## Start ROWS

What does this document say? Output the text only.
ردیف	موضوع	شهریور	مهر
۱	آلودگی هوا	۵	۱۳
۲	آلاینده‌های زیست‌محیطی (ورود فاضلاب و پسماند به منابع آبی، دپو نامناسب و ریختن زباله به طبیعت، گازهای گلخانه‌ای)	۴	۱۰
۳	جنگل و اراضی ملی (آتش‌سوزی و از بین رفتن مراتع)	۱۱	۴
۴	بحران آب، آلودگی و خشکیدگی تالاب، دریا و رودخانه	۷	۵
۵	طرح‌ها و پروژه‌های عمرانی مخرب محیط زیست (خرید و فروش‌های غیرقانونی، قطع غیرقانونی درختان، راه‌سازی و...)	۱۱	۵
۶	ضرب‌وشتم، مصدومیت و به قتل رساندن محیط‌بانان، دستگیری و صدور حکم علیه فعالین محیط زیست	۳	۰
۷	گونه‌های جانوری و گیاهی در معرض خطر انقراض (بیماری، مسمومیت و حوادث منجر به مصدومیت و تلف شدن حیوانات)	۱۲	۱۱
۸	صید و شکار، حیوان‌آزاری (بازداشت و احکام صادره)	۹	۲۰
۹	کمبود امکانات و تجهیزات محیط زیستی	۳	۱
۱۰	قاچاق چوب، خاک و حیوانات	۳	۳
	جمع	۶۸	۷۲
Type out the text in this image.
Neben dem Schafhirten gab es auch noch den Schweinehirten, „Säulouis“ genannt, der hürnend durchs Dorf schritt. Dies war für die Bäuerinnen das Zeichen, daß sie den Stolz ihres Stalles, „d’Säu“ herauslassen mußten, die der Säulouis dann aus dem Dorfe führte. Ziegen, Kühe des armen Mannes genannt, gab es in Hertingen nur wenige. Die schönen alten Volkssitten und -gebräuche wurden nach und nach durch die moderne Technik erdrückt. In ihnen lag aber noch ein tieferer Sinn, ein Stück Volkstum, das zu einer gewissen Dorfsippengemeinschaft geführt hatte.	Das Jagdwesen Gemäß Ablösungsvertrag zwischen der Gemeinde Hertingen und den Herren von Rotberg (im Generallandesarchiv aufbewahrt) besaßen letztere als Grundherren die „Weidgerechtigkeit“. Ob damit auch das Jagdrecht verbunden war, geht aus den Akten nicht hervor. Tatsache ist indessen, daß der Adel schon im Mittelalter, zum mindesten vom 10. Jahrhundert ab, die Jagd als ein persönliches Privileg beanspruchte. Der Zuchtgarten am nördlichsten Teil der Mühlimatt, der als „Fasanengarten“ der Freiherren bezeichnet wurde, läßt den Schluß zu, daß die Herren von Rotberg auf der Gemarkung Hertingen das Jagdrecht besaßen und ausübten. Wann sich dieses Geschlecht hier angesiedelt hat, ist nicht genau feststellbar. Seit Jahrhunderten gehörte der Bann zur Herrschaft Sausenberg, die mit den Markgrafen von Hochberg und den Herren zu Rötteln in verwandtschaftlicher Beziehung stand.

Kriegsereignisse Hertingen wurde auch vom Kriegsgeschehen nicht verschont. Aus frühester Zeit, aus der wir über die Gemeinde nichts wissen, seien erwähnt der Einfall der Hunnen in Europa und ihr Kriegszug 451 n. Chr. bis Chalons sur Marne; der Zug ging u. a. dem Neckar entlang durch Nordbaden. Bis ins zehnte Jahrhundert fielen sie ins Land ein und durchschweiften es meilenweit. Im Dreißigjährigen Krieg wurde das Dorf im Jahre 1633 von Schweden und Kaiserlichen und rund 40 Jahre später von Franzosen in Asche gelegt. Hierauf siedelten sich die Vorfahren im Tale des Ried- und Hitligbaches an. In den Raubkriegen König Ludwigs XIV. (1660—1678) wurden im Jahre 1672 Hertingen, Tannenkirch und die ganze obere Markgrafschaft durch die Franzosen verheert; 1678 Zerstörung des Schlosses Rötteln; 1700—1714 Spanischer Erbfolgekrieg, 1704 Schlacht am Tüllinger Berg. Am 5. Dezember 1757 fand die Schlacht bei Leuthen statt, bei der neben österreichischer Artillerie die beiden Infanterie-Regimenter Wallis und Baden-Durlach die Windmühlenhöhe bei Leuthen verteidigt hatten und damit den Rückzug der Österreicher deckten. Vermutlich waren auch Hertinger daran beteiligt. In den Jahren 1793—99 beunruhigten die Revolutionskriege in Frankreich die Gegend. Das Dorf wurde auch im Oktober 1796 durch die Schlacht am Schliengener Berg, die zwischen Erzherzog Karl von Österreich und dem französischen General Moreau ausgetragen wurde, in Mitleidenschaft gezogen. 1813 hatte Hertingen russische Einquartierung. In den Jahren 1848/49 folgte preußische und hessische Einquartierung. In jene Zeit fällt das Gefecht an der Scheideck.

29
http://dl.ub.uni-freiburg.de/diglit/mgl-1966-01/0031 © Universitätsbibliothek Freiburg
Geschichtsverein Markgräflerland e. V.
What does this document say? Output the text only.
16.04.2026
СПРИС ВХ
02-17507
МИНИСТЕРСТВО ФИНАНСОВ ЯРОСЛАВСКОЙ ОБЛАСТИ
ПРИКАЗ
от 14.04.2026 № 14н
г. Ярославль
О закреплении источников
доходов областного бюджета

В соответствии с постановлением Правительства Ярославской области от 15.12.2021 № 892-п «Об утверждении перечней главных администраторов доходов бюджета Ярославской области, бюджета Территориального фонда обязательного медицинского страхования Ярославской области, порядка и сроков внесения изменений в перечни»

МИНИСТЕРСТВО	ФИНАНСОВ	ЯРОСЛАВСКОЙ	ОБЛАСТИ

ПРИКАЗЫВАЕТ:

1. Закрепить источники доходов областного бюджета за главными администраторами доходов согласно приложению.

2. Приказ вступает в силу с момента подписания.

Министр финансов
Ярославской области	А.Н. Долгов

## End ROWS

TASK PROMPT: Please output the entire listing exactly as it stands.

RESPONSE BELOW:
What does this document say? Output the text only.
ردیف	موضوع	شهریور	مهر
۱	آلودگی هوا	۵	۱۳
۲	آلاینده‌های زیست‌محیطی (ورود فاضلاب و پسماند به منابع آبی، دپو نامناسب و ریختن زباله به طبیعت، گازهای گلخانه‌ای)	۴	۱۰
۳	جنگل و اراضی ملی (آتش‌سوزی و از بین رفتن مراتع)	۱۱	۴
۴	بحران آب، آلودگی و خشکیدگی تالاب، دریا و رودخانه	۷	۵
۵	طرح‌ها و پروژه‌های عمرانی مخرب محیط زیست (خرید و فروش‌های غیرقانونی، قطع غیرقانونی درختان، راه‌سازی و...)	۱۱	۵
۶	ضرب‌وشتم، مصدومیت و به قتل رساندن محیط‌بانان، دستگیری و صدور حکم علیه فعالین محیط زیست	۳	۰
۷	گونه‌های جانوری و گیاهی در معرض خطر انقراض (بیماری، مسمومیت و حوادث منجر به مصدومیت و تلف شدن حیوانات)	۱۲	۱۱
۸	صید و شکار، حیوان‌آزاری (بازداشت و احکام صادره)	۹	۲۰
۹	کمبود امکانات و تجهیزات محیط زیستی	۳	۱
۱۰	قاچاق چوب، خاک و حیوانات	۳	۳
	جمع	۶۸	۷۲
Type out the text in this image.
Neben dem Schafhirten gab es auch noch den Schweinehirten, „Säulouis“ genannt, der hürnend durchs Dorf schritt. Dies war für die Bäuerinnen das Zeichen, daß sie den Stolz ihres Stalles, „d’Säu“ herauslassen mußten, die der Säulouis dann aus dem Dorfe führte. Ziegen, Kühe des armen Mannes genannt, gab es in Hertingen nur wenige. Die schönen alten Volkssitten und -gebräuche wurden nach und nach durch die moderne Technik erdrückt. In ihnen lag aber noch ein tieferer Sinn, ein Stück Volkstum, das zu einer gewissen Dorfsippengemeinschaft geführt hatte.	Das Jagdwesen Gemäß Ablösungsvertrag zwischen der Gemeinde Hertingen und den Herren von Rotberg (im Generallandesarchiv aufbewahrt) besaßen letztere als Grundherren die „Weidgerechtigkeit“. Ob damit auch das Jagdrecht verbunden war, geht aus den Akten nicht hervor. Tatsache ist indessen, daß der Adel schon im Mittelalter, zum mindesten vom 10. Jahrhundert ab, die Jagd als ein persönliches Privileg beanspruchte. Der Zuchtgarten am nördlichsten Teil der Mühlimatt, der als „Fasanengarten“ der Freiherren bezeichnet wurde, läßt den Schluß zu, daß die Herren von Rotberg auf der Gemarkung Hertingen das Jagdrecht besaßen und ausübten. Wann sich dieses Geschlecht hier angesiedelt hat, ist nicht genau feststellbar. Seit Jahrhunderten gehörte der Bann zur Herrschaft Sausenberg, die mit den Markgrafen von Hochberg und den Herren zu Rötteln in verwandtschaftlicher Beziehung stand.

Kriegsereignisse Hertingen wurde auch vom Kriegsgeschehen nicht verschont. Aus frühester Zeit, aus der wir über die Gemeinde nichts wissen, seien erwähnt der Einfall der Hunnen in Europa und ihr Kriegszug 451 n. Chr. bis Chalons sur Marne; der Zug ging u. a. dem Neckar entlang durch Nordbaden. Bis ins zehnte Jahrhundert fielen sie ins Land ein und durchschweiften es meilenweit. Im Dreißigjährigen Krieg wurde das Dorf im Jahre 1633 von Schweden und Kaiserlichen und rund 40 Jahre später von Franzosen in Asche gelegt. Hierauf siedelten sich die Vorfahren im Tale des Ried- und Hitligbaches an. In den Raubkriegen König Ludwigs XIV. (1660—1678) wurden im Jahre 1672 Hertingen, Tannenkirch und die ganze obere Markgrafschaft durch die Franzosen verheert; 1678 Zerstörung des Schlosses Rötteln; 1700—1714 Spanischer Erbfolgekrieg, 1704 Schlacht am Tüllinger Berg. Am 5. Dezember 1757 fand die Schlacht bei Leuthen statt, bei der neben österreichischer Artillerie die beiden Infanterie-Regimenter Wallis und Baden-Durlach die Windmühlenhöhe bei Leuthen verteidigt hatten und damit den Rückzug der Österreicher deckten. Vermutlich waren auch Hertinger daran beteiligt. In den Jahren 1793—99 beunruhigten die Revolutionskriege in Frankreich die Gegend. Das Dorf wurde auch im Oktober 1796 durch die Schlacht am Schliengener Berg, die zwischen Erzherzog Karl von Österreich und dem französischen General Moreau ausgetragen wurde, in Mitleidenschaft gezogen. 1813 hatte Hertingen russische Einquartierung. In den Jahren 1848/49 folgte preußische und hessische Einquartierung. In jene Zeit fällt das Gefecht an der Scheideck.

29
http://dl.ub.uni-freiburg.de/diglit/mgl-1966-01/0031 © Universitätsbibliothek Freiburg
Geschichtsverein Markgräflerland e. V.
What does this document say? Output the text only.
16.04.2026
СПРИС ВХ
02-17507
МИНИСТЕРСТВО ФИНАНСОВ ЯРОСЛАВСКОЙ ОБЛАСТИ
ПРИКАЗ
от 14.04.2026 № 14н
г. Ярославль
О закреплении источников
доходов областного бюджета

В соответствии с постановлением Правительства Ярославской области от 15.12.2021 № 892-п «Об утверждении перечней главных администраторов доходов бюджета Ярославской области, бюджета Территориального фонда обязательного медицинского страхования Ярославской области, порядка и сроков внесения изменений в перечни»

МИНИСТЕРСТВО	ФИНАНСОВ	ЯРОСЛАВСКОЙ	ОБЛАСТИ

ПРИКАЗЫВАЕТ:

1. Закрепить источники доходов областного бюджета за главными администраторами доходов согласно приложению.

2. Приказ вступает в силу с момента подписания.

Министр финансов
Ярославской области	А.Н. Долгов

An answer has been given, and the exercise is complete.